This is where that little receipt stub earns its keep. A money order can be traced, and if it has not already been cashed, it can be refunded or replaced. But the issuer needs the serial number to find it, and that serial number lives on your receipt. No receipt usually means no easy recovery, which is why you should store the stub like cash until the payment clears.

For a USPS money order, you take your receipt to a post office and file a request to replace a lost or stolen money order. There is a processing fee of about $20, and USPS then investigates to confirm the money order has not been cashed. If it is still outstanding, they replace it. If it has already been cashed, they can often provide a photocopy showing where it went, which matters if you are trying to prove you paid. The one catch is time: the trace and replacement can take several weeks, and in some cases a couple of months, so a lost money order is an inconvenience, not an instant fix.

Retail and bank money orders follow a similar path. You contact the issuer named on the money order, provide the serial number and the amount, pay a tracing fee, and wait for them to confirm its status. The lesson in all of this is simple and worth repeating: the receipt is the money order. Take a photo of it, keep the paper stub, and do not throw it away until you have confirmed the payment was received and cashed.

Money Order vs Cashier's Check vs Personal Check vs Zelle

A money order is one tool among several, and picking the right one saves money and headaches. Here is how the common options compare on the things that actually matter: cost, speed, the maximum you can send, whether the payment is guaranteed, and how easy it is to trace.

The short version goes like this. A personal check is free and fine between people who trust each other, but it can bounce, which is why strangers and landlords often reject it. A money order is cheap, guaranteed, and available without a bank account, but it caps out around $1,000, so it fits rent, fees, and small private sales. A cashier's check is a bank-guaranteed check that can be written for very large amounts, which makes it the standard for cars, real estate down payments, and other big one-time payments, though it usually costs more and requires a bank account. A digital transfer like Zelle is instant and free between individuals, but it is essentially irreversible, so it is safe only with people you know and trust, never with a stranger who could disappear the moment the money lands.

Match the tool to the job. Sending $600 to a landlord who wants guaranteed funds? A money order is perfect. Buying a $9,000 used car from a private seller? A cashier's check is the right call, and you should verify it with the issuing bank before you hand over the title. Splitting dinner with a friend? Zelle or a personal app. Using a money order for a giant payment, or Zelle with a stranger, is how people get hurt.

The Money Order Scams to Know Before You Get Burned

Money orders are safe to send. The danger comes when you receive one from someone you do not know. Scammers love money orders and cashier's checks precisely because they look official and because banks may make the funds available before the item has truly cleared. The Federal Trade Commission warns that when you deposit a fake check or money order, your bank may release the money in a day or two, but if the item is counterfeit, the bank later reverses it and you are on the hook for the full amount.

Here is the classic setup, called the overpayment scam. You are selling something online, or you were hired for a work-from-home or mystery-shopper gig. The other party sends you a money order for more than the agreed amount. They apologize for the mistake and ask you to deposit it and send back the difference, often by wire, gift cards, or a payment app, and often urgently. You send the difference. Days later your bank discovers the money order was fake, pulls the full amount back out of your account, and the money you wired to the scammer is gone for good. You lose the difference and then some.

..........

### WORK INSTRUCTION 1
In the money order text, about how much is the USPS processing fee to replace a lost or stolen money order?
### WORK INSTRUCTION 2
Transcribe the money order text starting at "For a USPS money" and ending at "an instant fix.".
### WORK INSTRUCTION 3
Pick up the money order text after its last sentence and keep writing.
The lines that come next are separate material and are not part of the money order text.

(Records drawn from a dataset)
..........

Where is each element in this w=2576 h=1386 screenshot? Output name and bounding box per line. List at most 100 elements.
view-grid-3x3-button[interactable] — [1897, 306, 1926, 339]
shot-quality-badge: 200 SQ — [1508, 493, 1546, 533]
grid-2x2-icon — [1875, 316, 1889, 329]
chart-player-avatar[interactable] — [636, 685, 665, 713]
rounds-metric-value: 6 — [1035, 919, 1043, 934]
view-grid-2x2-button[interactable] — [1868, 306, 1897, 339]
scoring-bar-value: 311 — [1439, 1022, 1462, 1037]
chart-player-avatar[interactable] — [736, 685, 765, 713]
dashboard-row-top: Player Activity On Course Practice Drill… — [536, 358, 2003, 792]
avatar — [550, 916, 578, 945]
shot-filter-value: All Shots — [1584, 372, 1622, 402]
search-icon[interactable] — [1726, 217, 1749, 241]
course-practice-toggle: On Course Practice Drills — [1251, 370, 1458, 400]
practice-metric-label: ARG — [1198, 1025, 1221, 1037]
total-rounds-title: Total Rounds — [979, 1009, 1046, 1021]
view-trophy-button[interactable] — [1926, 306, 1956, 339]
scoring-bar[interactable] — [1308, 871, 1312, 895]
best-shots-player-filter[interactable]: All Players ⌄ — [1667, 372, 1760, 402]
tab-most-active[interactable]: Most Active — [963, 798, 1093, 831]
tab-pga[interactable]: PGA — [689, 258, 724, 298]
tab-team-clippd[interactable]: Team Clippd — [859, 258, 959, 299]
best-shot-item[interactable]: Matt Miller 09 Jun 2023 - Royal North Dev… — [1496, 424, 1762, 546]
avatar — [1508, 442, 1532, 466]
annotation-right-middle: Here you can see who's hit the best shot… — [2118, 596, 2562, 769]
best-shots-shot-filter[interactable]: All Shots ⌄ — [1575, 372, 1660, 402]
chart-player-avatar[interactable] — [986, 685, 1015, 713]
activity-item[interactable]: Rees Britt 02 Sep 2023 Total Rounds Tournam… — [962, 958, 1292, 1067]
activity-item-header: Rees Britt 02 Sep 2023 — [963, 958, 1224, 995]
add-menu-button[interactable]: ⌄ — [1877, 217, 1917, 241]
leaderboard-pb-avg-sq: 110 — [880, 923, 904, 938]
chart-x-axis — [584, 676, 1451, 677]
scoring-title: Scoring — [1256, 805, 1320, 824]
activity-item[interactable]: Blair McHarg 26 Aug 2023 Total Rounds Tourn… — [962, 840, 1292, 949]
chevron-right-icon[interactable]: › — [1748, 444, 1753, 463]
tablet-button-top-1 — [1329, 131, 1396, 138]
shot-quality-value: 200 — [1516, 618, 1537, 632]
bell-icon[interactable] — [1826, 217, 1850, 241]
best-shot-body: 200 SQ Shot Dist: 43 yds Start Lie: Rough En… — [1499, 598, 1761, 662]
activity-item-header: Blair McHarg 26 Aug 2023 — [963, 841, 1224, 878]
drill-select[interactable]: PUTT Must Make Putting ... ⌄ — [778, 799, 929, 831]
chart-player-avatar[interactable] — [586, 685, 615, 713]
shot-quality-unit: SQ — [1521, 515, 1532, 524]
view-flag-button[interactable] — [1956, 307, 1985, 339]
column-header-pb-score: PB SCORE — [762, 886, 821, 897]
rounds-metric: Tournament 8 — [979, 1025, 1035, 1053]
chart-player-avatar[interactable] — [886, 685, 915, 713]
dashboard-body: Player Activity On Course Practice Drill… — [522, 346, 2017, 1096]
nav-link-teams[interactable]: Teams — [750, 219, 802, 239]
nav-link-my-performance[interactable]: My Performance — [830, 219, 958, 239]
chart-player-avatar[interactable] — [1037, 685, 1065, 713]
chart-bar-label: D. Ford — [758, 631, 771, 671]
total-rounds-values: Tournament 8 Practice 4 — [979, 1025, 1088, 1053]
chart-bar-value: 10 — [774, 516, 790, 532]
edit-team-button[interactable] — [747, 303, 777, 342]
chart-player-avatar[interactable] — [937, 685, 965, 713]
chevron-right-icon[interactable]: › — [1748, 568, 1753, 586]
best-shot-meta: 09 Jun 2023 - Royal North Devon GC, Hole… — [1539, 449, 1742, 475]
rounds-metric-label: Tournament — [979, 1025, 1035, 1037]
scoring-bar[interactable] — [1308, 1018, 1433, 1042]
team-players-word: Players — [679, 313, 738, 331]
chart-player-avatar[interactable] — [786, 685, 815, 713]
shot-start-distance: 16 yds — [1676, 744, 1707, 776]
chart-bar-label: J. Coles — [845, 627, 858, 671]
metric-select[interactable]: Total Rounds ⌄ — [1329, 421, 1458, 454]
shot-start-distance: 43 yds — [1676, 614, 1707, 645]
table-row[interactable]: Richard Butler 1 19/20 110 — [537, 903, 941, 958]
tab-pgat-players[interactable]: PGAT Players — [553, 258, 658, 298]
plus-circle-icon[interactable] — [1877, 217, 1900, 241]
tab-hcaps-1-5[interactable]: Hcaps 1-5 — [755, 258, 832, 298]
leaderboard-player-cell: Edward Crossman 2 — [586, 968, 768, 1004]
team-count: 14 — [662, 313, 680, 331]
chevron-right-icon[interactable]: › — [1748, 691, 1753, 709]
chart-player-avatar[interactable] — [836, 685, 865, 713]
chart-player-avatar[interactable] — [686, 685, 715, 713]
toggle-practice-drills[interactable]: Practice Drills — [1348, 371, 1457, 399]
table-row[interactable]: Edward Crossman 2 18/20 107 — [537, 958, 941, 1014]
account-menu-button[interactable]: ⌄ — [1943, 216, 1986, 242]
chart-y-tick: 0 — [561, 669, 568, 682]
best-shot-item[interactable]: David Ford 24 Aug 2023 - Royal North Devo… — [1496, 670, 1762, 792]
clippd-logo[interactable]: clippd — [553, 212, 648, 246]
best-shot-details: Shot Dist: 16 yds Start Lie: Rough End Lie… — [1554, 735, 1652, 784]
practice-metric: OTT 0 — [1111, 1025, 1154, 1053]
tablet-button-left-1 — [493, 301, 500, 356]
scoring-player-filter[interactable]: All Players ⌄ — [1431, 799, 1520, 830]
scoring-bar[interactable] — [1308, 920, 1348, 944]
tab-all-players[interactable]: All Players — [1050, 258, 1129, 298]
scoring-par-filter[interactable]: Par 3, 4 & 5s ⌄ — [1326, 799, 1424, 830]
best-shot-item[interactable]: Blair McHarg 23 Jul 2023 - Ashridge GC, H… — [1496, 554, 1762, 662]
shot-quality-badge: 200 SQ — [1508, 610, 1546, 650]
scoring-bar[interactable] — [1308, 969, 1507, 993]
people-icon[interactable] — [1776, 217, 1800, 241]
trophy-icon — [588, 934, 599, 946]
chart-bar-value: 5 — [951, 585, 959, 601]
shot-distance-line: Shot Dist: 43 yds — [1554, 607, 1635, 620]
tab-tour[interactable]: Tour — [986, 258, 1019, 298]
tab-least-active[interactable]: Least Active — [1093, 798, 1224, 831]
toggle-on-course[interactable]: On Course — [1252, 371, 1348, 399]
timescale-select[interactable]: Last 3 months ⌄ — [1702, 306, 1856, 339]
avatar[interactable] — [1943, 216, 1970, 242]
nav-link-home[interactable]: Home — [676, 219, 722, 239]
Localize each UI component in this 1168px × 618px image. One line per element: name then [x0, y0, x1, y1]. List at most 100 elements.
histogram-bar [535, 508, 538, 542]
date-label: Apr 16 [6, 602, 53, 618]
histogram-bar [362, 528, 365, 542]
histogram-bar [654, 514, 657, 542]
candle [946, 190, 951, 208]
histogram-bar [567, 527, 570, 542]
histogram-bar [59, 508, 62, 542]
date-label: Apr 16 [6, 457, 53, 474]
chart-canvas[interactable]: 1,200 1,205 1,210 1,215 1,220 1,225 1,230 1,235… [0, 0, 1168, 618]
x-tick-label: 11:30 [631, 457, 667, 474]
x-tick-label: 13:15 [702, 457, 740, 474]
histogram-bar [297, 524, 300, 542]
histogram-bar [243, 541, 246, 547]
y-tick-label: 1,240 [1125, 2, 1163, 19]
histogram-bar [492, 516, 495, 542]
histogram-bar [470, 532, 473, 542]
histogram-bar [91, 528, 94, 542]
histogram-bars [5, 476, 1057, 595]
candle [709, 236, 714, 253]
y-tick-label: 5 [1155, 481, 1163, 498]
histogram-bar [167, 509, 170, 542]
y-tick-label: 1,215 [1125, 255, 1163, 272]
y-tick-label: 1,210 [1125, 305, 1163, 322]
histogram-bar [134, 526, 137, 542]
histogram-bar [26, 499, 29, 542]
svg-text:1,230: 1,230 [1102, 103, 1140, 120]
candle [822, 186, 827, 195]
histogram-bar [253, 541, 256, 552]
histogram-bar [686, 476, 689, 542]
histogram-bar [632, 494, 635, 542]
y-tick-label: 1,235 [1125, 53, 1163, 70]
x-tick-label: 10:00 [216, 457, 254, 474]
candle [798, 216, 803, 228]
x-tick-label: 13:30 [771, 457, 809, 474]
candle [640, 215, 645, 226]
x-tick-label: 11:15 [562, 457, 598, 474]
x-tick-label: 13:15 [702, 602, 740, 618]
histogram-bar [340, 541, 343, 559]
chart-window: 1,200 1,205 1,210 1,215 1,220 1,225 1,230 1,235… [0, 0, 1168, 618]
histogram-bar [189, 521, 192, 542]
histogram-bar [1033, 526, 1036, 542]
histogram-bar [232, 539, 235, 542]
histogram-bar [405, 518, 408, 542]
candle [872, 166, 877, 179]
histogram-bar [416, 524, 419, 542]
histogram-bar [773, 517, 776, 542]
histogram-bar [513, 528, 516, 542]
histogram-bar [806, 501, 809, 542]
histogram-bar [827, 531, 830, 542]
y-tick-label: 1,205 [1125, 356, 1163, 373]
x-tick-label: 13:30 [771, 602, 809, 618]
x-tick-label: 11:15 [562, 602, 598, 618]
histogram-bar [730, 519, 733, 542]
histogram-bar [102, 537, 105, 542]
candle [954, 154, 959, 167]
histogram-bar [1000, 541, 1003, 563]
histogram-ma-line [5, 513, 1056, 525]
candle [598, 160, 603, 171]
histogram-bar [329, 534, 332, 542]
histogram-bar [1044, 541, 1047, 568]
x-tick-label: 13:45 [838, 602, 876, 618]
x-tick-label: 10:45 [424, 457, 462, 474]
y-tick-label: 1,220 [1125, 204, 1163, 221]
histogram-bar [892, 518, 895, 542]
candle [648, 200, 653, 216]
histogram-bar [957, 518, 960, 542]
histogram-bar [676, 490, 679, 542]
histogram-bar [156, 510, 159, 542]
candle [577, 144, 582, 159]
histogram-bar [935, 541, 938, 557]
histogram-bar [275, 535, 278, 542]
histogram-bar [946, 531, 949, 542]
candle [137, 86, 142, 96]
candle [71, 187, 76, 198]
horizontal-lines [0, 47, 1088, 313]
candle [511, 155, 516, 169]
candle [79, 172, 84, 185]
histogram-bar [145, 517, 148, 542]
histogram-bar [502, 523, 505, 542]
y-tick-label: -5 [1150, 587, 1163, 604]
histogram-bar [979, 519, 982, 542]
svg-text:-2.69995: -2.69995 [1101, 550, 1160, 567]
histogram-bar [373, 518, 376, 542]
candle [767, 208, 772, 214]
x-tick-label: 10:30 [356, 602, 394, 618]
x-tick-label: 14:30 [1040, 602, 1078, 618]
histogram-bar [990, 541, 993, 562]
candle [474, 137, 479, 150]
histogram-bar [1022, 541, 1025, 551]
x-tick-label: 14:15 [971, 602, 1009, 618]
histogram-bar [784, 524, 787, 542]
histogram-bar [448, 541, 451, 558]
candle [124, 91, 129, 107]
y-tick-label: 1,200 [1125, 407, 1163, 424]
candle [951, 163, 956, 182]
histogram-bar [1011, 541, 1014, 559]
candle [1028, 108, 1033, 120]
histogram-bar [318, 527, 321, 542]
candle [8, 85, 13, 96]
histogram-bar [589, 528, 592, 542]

..........

### RESPONSE AREA 1
About $20.

### RESPONSE AREA 2
For a USPS money order, you take your receipt to a post office and file a request to replace a lost or stolen money order. There is a processing fee of about $20, and USPS then investigates to confirm the money order has not been cashed. If it is still outstanding, they replace it. If it has already been cashed, they can often provide a photocopy showing where it went, which matters if you are trying to prove you paid. The one catch is time: the trace and replacement can take several weeks, and in some cases a couple of months, so a lost money order is an inconvenience, not an instant fix.

### RESPONSE AREA 3
A few rules keep you safe. Never accept a money order for more than the amount owed, and never send anyone the difference. Be deeply suspicious of any deal where a stranger overpays and asks for money back. Do not send cash back on any check or money order until your bank confirms in writing that it has fully and permanently cleared, which can take weeks, not days. And treat urgency itself as a warning sign, because pressure to act fast is a scammer's favorite tool. When in doubt, you can verify a genuine USPS money order by checking it at a post office or calling the USPS money order verification line, and you can inspect the paper for its real security features, which we cover next.

How to Spot a Genuine Money Order

Real money orders carry security features that are hard to fake, and knowing them helps you catch a counterfeit. On a USPS money order, hold the paper up to the light and look for a Benjamin Franklin watermark repeated along the left side, and a vertical security thread running top to bottom with tiny USPS lettering. The dollar amount is also discolored or bleeds if someone has tried to erase and raise it, and USPS money orders will not exceed $1,000, so any USPS money order for more than that is fake on its face.

General red flags apply to any issuer. Look for a face amount that does not match the amount printed elsewhere on the slip, smudged or misaligned printing, a missing or blank issuer name, or paper that feels wrong. If a money order arrives from a stranger, especially one who overpaid, do not rely on your eyes alone. Take it to the issuer, a post office for USPS or the named bank or company for others, and ask them to verify it before you count on the money. A minute of verification beats weeks of trying to recover a loss.

A Quick Real-World Walkthrough

Say your new apartment requires the first month's rent of $1,150 and a security deposit as separate money orders, and the landlord will not take a personal check from a brand-new tenant. Rent above $1,000 will not fit on a single USPS money order, so you have a choice. You could buy the rent as two money orders, or you could use a store or bank that issues up to $1,000 and split it, or you could ask whether a cashier's check is acceptable for the larger piece. Suppose you go to the post office and buy a $1,000 money order and a $150 money order for the rent, plus one more for the deposit.

At the counter you pay the face values plus a fee of roughly one to two dollars each. You fill each one out on the spot: pay to the order of gets your landlord's exact business name, the purchaser field gets your name, the address line gets your new address, the memo line gets your unit number, and you sign the front of each. You photograph every receipt, staple the stubs together, and file them. If one of these ever goes missing in the mail, you walk back into a post office with that stub and start a trace. The whole errand takes fifteen minutes, and you have paid in a form no landlord can refuse, with a paper trail if anything goes wrong.

The Bottom Line

A money order is one of the most reliable small payments you can make, and the skill of filling one out is genuinely tiny once you have done it once. Write who you are paying, write your own name and address, note the account or reason in the memo, sign the front, and keep the receipt. Buy it with cash or a debit card, expect a fee of about a dollar or two at the post office or a store, and remember the roughly $1,000 ceiling that pushes larger payments toward a cashier's check. Above all, stay alert on the receiving end. A money order you send is safe. A money order a stranger sends you, especially one that overpays and asks for change back, is the oldest trick in the book. Keep the receipt, keep your guard up, and this humble slip of paper will do exactly what you need it to do.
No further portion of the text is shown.